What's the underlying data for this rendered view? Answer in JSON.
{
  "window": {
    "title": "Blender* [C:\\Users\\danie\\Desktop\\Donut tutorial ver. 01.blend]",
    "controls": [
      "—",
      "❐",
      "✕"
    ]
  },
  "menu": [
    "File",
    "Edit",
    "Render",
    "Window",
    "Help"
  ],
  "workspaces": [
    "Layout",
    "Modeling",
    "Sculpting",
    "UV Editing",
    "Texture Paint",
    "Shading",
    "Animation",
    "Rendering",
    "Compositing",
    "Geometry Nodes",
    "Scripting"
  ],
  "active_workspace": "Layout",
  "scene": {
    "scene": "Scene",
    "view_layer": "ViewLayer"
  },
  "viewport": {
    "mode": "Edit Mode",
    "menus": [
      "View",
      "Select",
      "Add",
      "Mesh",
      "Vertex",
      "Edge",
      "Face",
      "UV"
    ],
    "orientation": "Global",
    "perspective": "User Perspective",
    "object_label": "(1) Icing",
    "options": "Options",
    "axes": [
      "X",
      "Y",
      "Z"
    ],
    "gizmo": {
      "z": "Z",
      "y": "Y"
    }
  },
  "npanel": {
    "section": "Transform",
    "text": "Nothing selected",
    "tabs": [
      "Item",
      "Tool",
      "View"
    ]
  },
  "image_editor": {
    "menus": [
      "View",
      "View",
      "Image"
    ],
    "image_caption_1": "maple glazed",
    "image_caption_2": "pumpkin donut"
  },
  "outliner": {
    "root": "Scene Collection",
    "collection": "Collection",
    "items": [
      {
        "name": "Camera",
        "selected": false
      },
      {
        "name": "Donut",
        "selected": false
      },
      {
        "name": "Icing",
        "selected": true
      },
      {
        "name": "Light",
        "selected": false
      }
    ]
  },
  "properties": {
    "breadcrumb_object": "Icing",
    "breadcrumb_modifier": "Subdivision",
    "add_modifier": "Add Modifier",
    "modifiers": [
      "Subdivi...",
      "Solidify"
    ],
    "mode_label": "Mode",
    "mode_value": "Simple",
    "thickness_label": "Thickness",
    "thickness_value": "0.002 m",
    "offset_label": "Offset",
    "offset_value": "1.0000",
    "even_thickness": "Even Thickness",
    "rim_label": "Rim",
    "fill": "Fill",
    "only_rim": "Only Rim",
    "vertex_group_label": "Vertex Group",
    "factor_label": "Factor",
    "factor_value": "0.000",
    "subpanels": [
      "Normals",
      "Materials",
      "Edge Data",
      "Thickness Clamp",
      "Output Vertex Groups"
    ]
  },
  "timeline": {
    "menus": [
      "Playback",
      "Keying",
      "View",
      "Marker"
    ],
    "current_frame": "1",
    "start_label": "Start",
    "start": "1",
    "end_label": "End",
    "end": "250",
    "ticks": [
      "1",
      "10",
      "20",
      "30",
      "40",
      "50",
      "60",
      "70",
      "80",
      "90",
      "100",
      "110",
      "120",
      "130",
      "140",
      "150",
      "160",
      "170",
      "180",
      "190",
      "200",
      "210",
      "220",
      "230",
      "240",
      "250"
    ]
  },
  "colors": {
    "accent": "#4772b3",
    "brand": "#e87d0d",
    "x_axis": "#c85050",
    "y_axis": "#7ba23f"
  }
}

-----

DIRECTIONS - Exactly reproduce every line of the records.

RESPONSE TO THE EXERCISE -
What's the underlying data for this rendered view? Answer in JSON.
{
  "window": {
    "title": "Blender* [C:\\Users\\danie\\Desktop\\Donut tutorial ver. 01.blend]",
    "controls": [
      "—",
      "❐",
      "✕"
    ]
  },
  "menu": [
    "File",
    "Edit",
    "Render",
    "Window",
    "Help"
  ],
  "workspaces": [
    "Layout",
    "Modeling",
    "Sculpting",
    "UV Editing",
    "Texture Paint",
    "Shading",
    "Animation",
    "Rendering",
    "Compositing",
    "Geometry Nodes",
    "Scripting"
  ],
  "active_workspace": "Layout",
  "scene": {
    "scene": "Scene",
    "view_layer": "ViewLayer"
  },
  "viewport": {
    "mode": "Edit Mode",
    "menus": [
      "View",
      "Select",
      "Add",
      "Mesh",
      "Vertex",
      "Edge",
      "Face",
      "UV"
    ],
    "orientation": "Global",
    "perspective": "User Perspective",
    "object_label": "(1) Icing",
    "options": "Options",
    "axes": [
      "X",
      "Y",
      "Z"
    ],
    "gizmo": {
      "z": "Z",
      "y": "Y"
    }
  },
  "npanel": {
    "section": "Transform",
    "text": "Nothing selected",
    "tabs": [
      "Item",
      "Tool",
      "View"
    ]
  },
  "image_editor": {
    "menus": [
      "View",
      "View",
      "Image"
    ],
    "image_caption_1": "maple glazed",
    "image_caption_2": "pumpkin donut"
  },
  "outliner": {
    "root": "Scene Collection",
    "collection": "Collection",
    "items": [
      {
        "name": "Camera",
        "selected": false
      },
      {
        "name": "Donut",
        "selected": false
      },
      {
        "name": "Icing",
        "selected": true
      },
      {
        "name": "Light",
        "selected": false
      }
    ]
  },
  "properties": {
    "breadcrumb_object": "Icing",
    "breadcrumb_modifier": "Subdivision",
    "add_modifier": "Add Modifier",
    "modifiers": [
      "Subdivi...",
      "Solidify"
    ],
    "mode_label": "Mode",
    "mode_value": "Simple",
    "thickness_label": "Thickness",
    "thickness_value": "0.002 m",
    "offset_label": "Offset",
    "offset_value": "1.0000",
    "even_thickness": "Even Thickness",
    "rim_label": "Rim",
    "fill": "Fill",
    "only_rim": "Only Rim",
    "vertex_group_label": "Vertex Group",
    "factor_label": "Factor",
    "factor_value": "0.000",
    "subpanels": [
      "Normals",
      "Materials",
      "Edge Data",
      "Thickness Clamp",
      "Output Vertex Groups"
    ]
  },
  "timeline": {
    "menus": [
      "Playback",
      "Keying",
      "View",
      "Marker"
    ],
    "current_frame": "1",
    "start_label": "Start",
    "start": "1",
    "end_label": "End",
    "end": "250",
    "ticks": [
      "1",
      "10",
      "20",
      "30",
      "40",
      "50",
      "60",
      "70",
      "80",
      "90",
      "100",
      "110",
      "120",
      "130",
      "140",
      "150",
      "160",
      "170",
      "180",
      "190",
      "200",
      "210",
      "220",
      "230",
      "240",
      "250"
    ]
  },
  "colors": {
    "accent": "#4772b3",
    "brand": "#e87d0d",
    "x_axis": "#c85050",
    "y_axis": "#7ba23f"
  }
}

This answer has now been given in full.